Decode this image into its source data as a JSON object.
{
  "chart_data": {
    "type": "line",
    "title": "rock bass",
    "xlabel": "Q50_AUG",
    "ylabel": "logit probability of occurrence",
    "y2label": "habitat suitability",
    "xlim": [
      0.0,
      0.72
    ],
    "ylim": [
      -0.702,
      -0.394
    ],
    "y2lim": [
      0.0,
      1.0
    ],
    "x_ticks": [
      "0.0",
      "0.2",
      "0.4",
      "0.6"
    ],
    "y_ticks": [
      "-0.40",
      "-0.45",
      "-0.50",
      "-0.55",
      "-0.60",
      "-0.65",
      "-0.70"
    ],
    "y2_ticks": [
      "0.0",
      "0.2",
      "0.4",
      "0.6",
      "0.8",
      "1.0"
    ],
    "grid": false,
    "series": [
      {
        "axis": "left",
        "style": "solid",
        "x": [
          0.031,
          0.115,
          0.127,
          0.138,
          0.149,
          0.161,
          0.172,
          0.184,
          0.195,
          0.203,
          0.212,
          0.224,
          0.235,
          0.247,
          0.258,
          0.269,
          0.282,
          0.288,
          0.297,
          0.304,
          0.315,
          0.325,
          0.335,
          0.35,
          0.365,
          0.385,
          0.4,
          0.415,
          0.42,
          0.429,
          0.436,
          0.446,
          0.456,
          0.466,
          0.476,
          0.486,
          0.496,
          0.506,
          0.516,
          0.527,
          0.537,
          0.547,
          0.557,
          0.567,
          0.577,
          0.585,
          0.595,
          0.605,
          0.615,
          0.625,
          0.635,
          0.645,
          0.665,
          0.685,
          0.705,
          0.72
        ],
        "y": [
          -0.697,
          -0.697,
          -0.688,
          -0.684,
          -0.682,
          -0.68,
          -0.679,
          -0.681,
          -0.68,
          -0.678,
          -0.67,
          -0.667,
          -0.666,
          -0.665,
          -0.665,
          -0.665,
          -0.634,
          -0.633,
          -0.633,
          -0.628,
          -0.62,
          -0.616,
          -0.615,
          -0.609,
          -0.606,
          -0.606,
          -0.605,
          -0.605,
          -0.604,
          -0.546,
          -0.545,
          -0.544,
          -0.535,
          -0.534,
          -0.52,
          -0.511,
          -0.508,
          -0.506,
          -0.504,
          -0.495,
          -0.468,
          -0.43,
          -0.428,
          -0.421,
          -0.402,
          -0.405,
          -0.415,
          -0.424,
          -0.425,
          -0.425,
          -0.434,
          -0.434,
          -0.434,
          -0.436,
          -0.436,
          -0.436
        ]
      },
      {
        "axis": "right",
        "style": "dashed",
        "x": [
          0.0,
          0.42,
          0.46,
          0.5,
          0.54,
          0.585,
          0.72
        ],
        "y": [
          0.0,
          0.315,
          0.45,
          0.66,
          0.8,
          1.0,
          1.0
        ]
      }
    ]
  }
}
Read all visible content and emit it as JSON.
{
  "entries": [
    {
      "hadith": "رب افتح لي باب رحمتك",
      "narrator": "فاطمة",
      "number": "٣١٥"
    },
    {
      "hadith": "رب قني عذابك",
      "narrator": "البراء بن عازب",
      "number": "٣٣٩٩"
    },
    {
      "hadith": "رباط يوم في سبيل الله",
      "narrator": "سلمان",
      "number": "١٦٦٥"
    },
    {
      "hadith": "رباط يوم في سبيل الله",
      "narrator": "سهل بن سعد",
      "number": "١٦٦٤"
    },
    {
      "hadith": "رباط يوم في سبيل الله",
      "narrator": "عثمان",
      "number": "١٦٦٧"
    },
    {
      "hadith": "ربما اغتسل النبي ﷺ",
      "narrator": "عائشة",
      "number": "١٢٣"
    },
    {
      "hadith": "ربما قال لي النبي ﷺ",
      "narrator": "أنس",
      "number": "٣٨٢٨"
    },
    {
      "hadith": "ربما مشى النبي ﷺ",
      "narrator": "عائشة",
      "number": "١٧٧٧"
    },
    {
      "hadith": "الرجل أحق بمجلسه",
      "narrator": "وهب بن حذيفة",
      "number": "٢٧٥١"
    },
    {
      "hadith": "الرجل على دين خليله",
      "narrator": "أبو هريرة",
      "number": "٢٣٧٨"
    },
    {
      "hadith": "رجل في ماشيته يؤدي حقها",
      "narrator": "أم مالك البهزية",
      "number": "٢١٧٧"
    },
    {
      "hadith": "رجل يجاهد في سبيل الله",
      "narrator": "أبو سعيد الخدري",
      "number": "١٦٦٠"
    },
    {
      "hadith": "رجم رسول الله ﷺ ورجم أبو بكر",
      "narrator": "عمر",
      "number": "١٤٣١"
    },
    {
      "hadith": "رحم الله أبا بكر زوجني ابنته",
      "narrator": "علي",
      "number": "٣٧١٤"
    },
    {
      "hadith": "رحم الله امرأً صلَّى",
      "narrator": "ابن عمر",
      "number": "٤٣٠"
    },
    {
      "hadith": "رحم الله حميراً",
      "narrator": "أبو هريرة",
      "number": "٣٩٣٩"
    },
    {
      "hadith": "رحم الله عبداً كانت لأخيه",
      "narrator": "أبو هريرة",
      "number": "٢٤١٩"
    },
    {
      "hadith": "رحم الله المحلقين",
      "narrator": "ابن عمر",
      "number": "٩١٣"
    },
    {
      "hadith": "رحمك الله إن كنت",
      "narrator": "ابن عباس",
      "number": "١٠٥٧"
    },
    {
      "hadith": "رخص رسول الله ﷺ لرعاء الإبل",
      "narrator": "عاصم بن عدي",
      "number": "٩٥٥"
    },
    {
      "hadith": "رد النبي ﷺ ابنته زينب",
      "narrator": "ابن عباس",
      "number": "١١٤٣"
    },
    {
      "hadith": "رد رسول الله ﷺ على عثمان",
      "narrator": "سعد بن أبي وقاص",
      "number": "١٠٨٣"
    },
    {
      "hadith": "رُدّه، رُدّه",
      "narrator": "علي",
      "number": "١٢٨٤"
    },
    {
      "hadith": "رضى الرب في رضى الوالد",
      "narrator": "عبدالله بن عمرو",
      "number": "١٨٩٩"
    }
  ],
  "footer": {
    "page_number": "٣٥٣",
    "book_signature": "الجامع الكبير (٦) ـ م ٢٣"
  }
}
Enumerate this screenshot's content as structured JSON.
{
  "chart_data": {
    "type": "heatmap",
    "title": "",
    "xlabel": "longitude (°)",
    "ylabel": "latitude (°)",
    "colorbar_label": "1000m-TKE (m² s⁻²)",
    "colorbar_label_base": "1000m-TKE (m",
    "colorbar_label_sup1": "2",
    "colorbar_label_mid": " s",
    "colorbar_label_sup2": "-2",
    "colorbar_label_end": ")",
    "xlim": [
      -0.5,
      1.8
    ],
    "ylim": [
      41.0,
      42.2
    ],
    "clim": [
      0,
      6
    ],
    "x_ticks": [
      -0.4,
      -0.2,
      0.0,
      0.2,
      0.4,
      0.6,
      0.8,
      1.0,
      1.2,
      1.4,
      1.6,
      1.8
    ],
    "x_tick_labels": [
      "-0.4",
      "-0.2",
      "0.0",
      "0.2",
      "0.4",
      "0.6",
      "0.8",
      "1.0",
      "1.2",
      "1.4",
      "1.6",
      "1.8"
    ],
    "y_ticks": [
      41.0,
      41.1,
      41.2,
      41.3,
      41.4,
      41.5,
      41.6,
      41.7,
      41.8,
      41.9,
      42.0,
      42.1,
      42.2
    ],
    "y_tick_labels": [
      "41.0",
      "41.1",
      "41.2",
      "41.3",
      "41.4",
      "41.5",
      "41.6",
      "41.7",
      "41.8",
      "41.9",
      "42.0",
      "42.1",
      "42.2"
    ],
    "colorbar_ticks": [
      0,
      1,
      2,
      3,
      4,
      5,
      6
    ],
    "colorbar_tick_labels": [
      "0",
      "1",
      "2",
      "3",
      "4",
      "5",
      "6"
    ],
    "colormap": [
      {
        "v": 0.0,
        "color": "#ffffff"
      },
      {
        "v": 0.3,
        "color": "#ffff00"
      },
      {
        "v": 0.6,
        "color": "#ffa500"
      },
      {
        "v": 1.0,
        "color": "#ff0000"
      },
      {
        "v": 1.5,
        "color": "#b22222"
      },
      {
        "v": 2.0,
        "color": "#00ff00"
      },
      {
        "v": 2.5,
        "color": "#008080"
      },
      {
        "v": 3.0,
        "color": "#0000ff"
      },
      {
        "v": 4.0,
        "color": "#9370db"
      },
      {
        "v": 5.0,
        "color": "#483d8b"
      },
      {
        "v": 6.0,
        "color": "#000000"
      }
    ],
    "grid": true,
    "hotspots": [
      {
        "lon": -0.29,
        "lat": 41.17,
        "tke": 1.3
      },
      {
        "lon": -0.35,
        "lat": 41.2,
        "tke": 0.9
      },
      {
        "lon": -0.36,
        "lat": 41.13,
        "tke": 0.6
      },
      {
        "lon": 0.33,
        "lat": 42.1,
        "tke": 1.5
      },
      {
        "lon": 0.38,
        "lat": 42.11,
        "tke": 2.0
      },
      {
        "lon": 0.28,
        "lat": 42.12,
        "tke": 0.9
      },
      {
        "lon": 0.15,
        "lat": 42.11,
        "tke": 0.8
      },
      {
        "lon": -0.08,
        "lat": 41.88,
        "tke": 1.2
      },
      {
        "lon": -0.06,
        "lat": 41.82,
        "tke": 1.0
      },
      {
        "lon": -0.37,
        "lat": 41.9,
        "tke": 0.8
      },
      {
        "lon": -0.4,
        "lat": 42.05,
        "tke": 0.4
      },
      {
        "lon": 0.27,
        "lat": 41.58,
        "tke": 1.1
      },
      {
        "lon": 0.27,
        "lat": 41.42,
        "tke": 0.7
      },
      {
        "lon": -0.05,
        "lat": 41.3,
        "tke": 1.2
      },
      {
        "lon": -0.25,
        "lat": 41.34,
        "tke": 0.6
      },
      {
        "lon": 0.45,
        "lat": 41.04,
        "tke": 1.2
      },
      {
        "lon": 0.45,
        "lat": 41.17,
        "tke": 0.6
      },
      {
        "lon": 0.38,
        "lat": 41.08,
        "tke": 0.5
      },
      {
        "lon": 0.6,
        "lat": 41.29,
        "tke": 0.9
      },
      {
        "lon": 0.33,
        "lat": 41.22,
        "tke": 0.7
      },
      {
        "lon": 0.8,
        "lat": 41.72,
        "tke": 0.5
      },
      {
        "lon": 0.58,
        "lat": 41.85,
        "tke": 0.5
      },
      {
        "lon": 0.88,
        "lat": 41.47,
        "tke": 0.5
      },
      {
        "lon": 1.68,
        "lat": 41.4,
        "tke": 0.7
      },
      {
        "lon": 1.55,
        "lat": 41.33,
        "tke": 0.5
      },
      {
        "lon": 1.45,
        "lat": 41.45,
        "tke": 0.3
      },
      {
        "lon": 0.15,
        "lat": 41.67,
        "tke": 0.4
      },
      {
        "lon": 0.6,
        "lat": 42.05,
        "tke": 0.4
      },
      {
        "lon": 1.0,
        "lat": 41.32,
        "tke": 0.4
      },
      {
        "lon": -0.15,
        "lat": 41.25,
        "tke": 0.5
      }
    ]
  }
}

DIRECTIVE — Identify which lines contain the word "this" and copy each one.

TASK ANSWER —
Decode this image into its source data as a JSON object.
Enumerate this screenshot's content as structured JSON.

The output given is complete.